#### MATERIAL FOR THIS TASK

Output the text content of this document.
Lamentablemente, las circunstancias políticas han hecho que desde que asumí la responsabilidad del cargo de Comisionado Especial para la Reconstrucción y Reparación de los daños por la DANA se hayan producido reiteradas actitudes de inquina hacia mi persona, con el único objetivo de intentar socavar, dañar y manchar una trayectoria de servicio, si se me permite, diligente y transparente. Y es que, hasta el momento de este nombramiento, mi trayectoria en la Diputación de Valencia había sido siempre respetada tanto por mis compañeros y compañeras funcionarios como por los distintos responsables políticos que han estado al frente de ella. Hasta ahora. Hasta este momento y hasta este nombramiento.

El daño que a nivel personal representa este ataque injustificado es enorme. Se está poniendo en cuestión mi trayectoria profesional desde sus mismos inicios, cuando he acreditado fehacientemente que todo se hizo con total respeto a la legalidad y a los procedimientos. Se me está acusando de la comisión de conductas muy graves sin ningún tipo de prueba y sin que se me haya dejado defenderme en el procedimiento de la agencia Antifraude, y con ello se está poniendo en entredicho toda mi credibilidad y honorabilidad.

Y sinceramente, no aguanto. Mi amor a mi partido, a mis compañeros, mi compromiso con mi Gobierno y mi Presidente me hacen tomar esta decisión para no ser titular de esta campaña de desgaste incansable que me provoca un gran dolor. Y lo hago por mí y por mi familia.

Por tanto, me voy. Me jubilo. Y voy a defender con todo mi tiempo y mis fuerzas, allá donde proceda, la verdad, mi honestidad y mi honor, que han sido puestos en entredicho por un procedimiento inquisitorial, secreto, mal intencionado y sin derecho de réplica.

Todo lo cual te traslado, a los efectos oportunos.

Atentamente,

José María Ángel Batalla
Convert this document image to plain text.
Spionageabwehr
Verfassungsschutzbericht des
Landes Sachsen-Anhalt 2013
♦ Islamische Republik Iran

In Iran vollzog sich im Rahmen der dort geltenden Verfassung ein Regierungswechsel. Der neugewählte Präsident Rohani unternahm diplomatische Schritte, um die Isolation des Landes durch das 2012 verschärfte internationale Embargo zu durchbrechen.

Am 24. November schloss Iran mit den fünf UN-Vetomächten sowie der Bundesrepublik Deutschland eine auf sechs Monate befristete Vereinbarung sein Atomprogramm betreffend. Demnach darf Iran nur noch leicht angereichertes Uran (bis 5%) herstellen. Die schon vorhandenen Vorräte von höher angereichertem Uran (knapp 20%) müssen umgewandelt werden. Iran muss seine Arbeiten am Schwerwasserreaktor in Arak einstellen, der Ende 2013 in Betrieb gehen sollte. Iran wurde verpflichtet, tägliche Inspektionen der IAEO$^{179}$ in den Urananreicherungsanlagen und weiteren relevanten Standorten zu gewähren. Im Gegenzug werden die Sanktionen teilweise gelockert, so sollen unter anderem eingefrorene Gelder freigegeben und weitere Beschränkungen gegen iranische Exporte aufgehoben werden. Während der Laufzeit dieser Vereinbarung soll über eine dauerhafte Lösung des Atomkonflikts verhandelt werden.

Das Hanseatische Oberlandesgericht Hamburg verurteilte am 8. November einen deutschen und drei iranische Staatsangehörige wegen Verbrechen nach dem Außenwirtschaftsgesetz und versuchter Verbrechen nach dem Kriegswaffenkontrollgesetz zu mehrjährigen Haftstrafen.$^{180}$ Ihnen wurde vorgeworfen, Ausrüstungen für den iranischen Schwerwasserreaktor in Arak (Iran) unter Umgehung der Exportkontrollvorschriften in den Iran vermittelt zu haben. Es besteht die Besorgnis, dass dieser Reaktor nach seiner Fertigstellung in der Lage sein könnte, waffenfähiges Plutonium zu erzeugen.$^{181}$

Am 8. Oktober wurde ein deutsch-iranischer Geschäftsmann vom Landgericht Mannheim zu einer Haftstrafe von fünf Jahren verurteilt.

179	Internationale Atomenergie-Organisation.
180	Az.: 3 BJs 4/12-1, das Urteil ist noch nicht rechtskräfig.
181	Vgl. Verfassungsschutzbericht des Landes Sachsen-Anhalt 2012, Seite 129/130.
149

########

Find the lines containing "Verfassungsschutzbericht" and list every one of them.

Verfassungsschutzbericht des
181	Vgl. Verfassungsschutzbericht des Landes Sachsen-Anhalt 2012, Seite 129/130.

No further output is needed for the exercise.